→ **DIRECTIONS**
Repeat the records below exactly, leaving out every picture.

------

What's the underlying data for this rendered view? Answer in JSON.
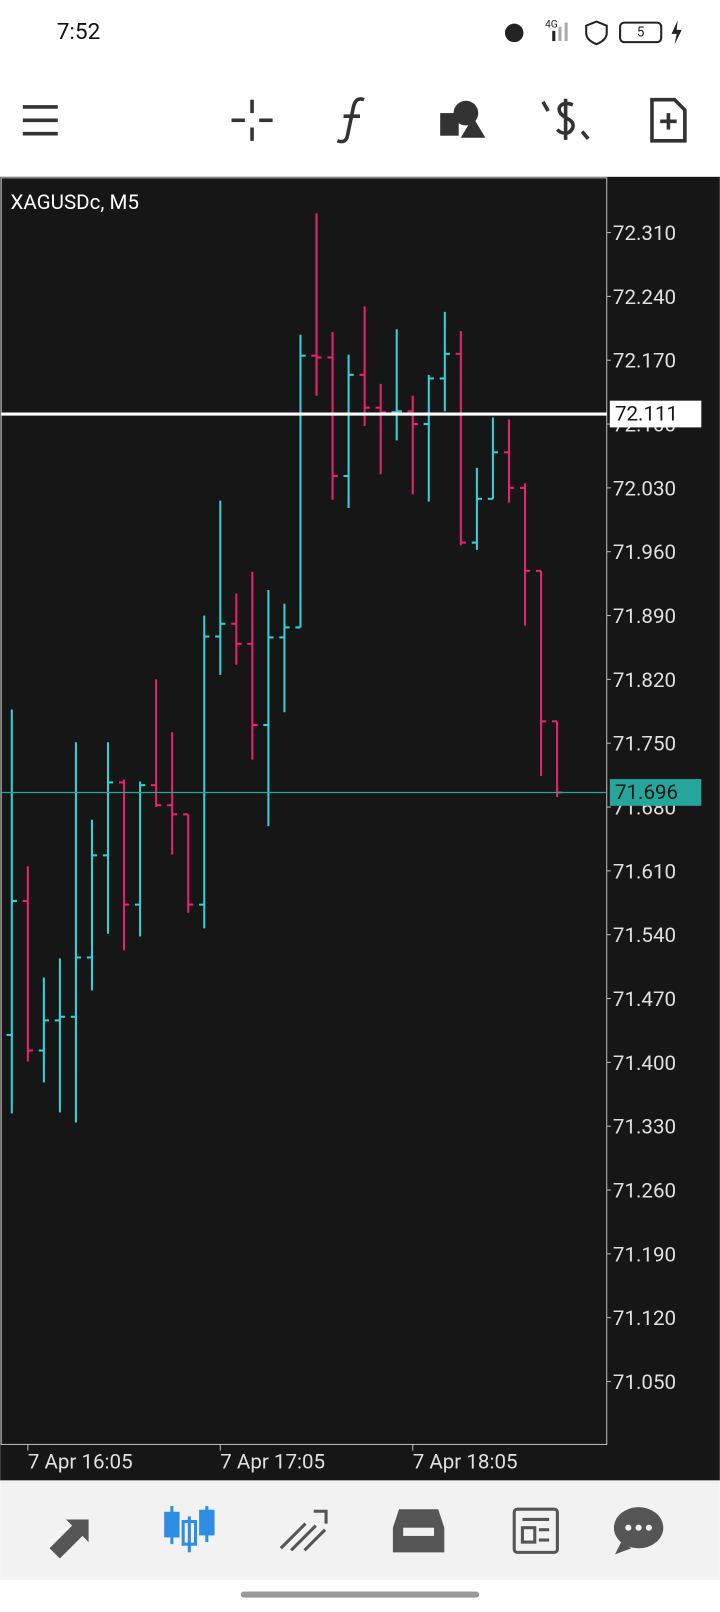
{
  "status_bar": {
    "time": "7:52",
    "network": "4G",
    "battery": "5"
  },
  "chart_data": {
    "type": "ohlc",
    "title": "XAGUSDc, M5",
    "categories": [
      null,
      "7 Apr 16:05",
      null,
      null,
      null,
      null,
      null,
      null,
      null,
      null,
      null,
      null,
      null,
      "7 Apr 17:05",
      null,
      null,
      null,
      null,
      null,
      null,
      null,
      null,
      null,
      null,
      null,
      "7 Apr 18:05",
      null,
      null,
      null,
      null,
      null,
      null,
      null,
      null,
      null
    ],
    "open": [
      71.43,
      71.577,
      71.413,
      71.446,
      71.45,
      71.515,
      71.627,
      71.707,
      71.573,
      71.704,
      71.682,
      71.672,
      71.573,
      71.867,
      71.881,
      71.859,
      71.77,
      71.866,
      71.877,
      72.175,
      72.173,
      72.043,
      72.154,
      72.118,
      72.113,
      72.114,
      72.1,
      72.15,
      72.177,
      71.97,
      72.018,
      72.069,
      72.03,
      71.939,
      71.774
    ],
    "high": [
      71.787,
      71.615,
      71.493,
      71.514,
      71.751,
      71.666,
      71.751,
      71.71,
      71.708,
      71.82,
      71.762,
      71.672,
      71.89,
      72.016,
      71.914,
      71.938,
      71.918,
      71.903,
      72.198,
      72.331,
      72.201,
      72.176,
      72.229,
      72.144,
      72.204,
      72.131,
      72.154,
      72.223,
      72.202,
      72.052,
      72.107,
      72.105,
      72.035,
      71.939,
      71.774
    ],
    "low": [
      71.344,
      71.401,
      71.378,
      71.345,
      71.334,
      71.479,
      71.541,
      71.523,
      71.538,
      71.68,
      71.628,
      71.564,
      71.547,
      71.825,
      71.836,
      71.732,
      71.659,
      71.784,
      71.877,
      72.131,
      72.017,
      72.008,
      72.098,
      72.045,
      72.082,
      72.023,
      72.015,
      72.114,
      71.967,
      71.962,
      72.018,
      72.014,
      71.879,
      71.714,
      71.691
    ],
    "close": [
      71.577,
      71.413,
      71.446,
      71.45,
      71.515,
      71.627,
      71.707,
      71.573,
      71.704,
      71.682,
      71.672,
      71.573,
      71.867,
      71.881,
      71.859,
      71.77,
      71.866,
      71.877,
      72.175,
      72.173,
      72.043,
      72.154,
      72.118,
      72.113,
      72.114,
      72.1,
      72.15,
      72.177,
      71.97,
      72.018,
      72.069,
      72.03,
      71.939,
      71.774,
      71.696
    ],
    "up_color": "#33d1d8",
    "down_color": "#e5246d",
    "ylim": [
      70.981,
      72.37
    ],
    "yticks": [
      {
        "value": 71.05,
        "label": "71.050"
      },
      {
        "value": 71.12,
        "label": "71.120"
      },
      {
        "value": 71.19,
        "label": "71.190"
      },
      {
        "value": 71.26,
        "label": "71.260"
      },
      {
        "value": 71.33,
        "label": "71.330"
      },
      {
        "value": 71.4,
        "label": "71.400"
      },
      {
        "value": 71.47,
        "label": "71.470"
      },
      {
        "value": 71.54,
        "label": "71.540"
      },
      {
        "value": 71.61,
        "label": "71.610"
      },
      {
        "value": 71.68,
        "label": "71.680"
      },
      {
        "value": 71.75,
        "label": "71.750"
      },
      {
        "value": 71.82,
        "label": "71.820"
      },
      {
        "value": 71.89,
        "label": "71.890"
      },
      {
        "value": 71.96,
        "label": "71.960"
      },
      {
        "value": 72.03,
        "label": "72.030"
      },
      {
        "value": 72.1,
        "label": "72.100"
      },
      {
        "value": 72.17,
        "label": "72.170"
      },
      {
        "value": 72.24,
        "label": "72.240"
      },
      {
        "value": 72.31,
        "label": "72.310"
      }
    ],
    "price_lines": [
      {
        "value": 72.111,
        "color": "#ffffff"
      },
      {
        "value": 71.696,
        "color": "#26a69a"
      }
    ]
  }
}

------

→ **COMPLETED EXERCISE**
What's the underlying data for this rendered view? Answer in JSON.
{
  "status_bar": {
    "time": "7:52",
    "network": "4G",
    "battery": "5"
  },
  "chart_data": {
    "type": "ohlc",
    "title": "XAGUSDc, M5",
    "categories": [
      null,
      "7 Apr 16:05",
      null,
      null,
      null,
      null,
      null,
      null,
      null,
      null,
      null,
      null,
      null,
      "7 Apr 17:05",
      null,
      null,
      null,
      null,
      null,
      null,
      null,
      null,
      null,
      null,
      null,
      "7 Apr 18:05",
      null,
      null,
      null,
      null,
      null,
      null,
      null,
      null,
      null
    ],
    "open": [
      71.43,
      71.577,
      71.413,
      71.446,
      71.45,
      71.515,
      71.627,
      71.707,
      71.573,
      71.704,
      71.682,
      71.672,
      71.573,
      71.867,
      71.881,
      71.859,
      71.77,
      71.866,
      71.877,
      72.175,
      72.173,
      72.043,
      72.154,
      72.118,
      72.113,
      72.114,
      72.1,
      72.15,
      72.177,
      71.97,
      72.018,
      72.069,
      72.03,
      71.939,
      71.774
    ],
    "high": [
      71.787,
      71.615,
      71.493,
      71.514,
      71.751,
      71.666,
      71.751,
      71.71,
      71.708,
      71.82,
      71.762,
      71.672,
      71.89,
      72.016,
      71.914,
      71.938,
      71.918,
      71.903,
      72.198,
      72.331,
      72.201,
      72.176,
      72.229,
      72.144,
      72.204,
      72.131,
      72.154,
      72.223,
      72.202,
      72.052,
      72.107,
      72.105,
      72.035,
      71.939,
      71.774
    ],
    "low": [
      71.344,
      71.401,
      71.378,
      71.345,
      71.334,
      71.479,
      71.541,
      71.523,
      71.538,
      71.68,
      71.628,
      71.564,
      71.547,
      71.825,
      71.836,
      71.732,
      71.659,
      71.784,
      71.877,
      72.131,
      72.017,
      72.008,
      72.098,
      72.045,
      72.082,
      72.023,
      72.015,
      72.114,
      71.967,
      71.962,
      72.018,
      72.014,
      71.879,
      71.714,
      71.691
    ],
    "close": [
      71.577,
      71.413,
      71.446,
      71.45,
      71.515,
      71.627,
      71.707,
      71.573,
      71.704,
      71.682,
      71.672,
      71.573,
      71.867,
      71.881,
      71.859,
      71.77,
      71.866,
      71.877,
      72.175,
      72.173,
      72.043,
      72.154,
      72.118,
      72.113,
      72.114,
      72.1,
      72.15,
      72.177,
      71.97,
      72.018,
      72.069,
      72.03,
      71.939,
      71.774,
      71.696
    ],
    "up_color": "#33d1d8",
    "down_color": "#e5246d",
    "ylim": [
      70.981,
      72.37
    ],
    "yticks": [
      {
        "value": 71.05,
        "label": "71.050"
      },
      {
        "value": 71.12,
        "label": "71.120"
      },
      {
        "value": 71.19,
        "label": "71.190"
      },
      {
        "value": 71.26,
        "label": "71.260"
      },
      {
        "value": 71.33,
        "label": "71.330"
      },
      {
        "value": 71.4,
        "label": "71.400"
      },
      {
        "value": 71.47,
        "label": "71.470"
      },
      {
        "value": 71.54,
        "label": "71.540"
      },
      {
        "value": 71.61,
        "label": "71.610"
      },
      {
        "value": 71.68,
        "label": "71.680"
      },
      {
        "value": 71.75,
        "label": "71.750"
      },
      {
        "value": 71.82,
        "label": "71.820"
      },
      {
        "value": 71.89,
        "label": "71.890"
      },
      {
        "value": 71.96,
        "label": "71.960"
      },
      {
        "value": 72.03,
        "label": "72.030"
      },
      {
        "value": 72.1,
        "label": "72.100"
      },
      {
        "value": 72.17,
        "label": "72.170"
      },
      {
        "value": 72.24,
        "label": "72.240"
      },
      {
        "value": 72.31,
        "label": "72.310"
      }
    ],
    "price_lines": [
      {
        "value": 72.111,
        "color": "#ffffff"
      },
      {
        "value": 71.696,
        "color": "#26a69a"
      }
    ]
  }
}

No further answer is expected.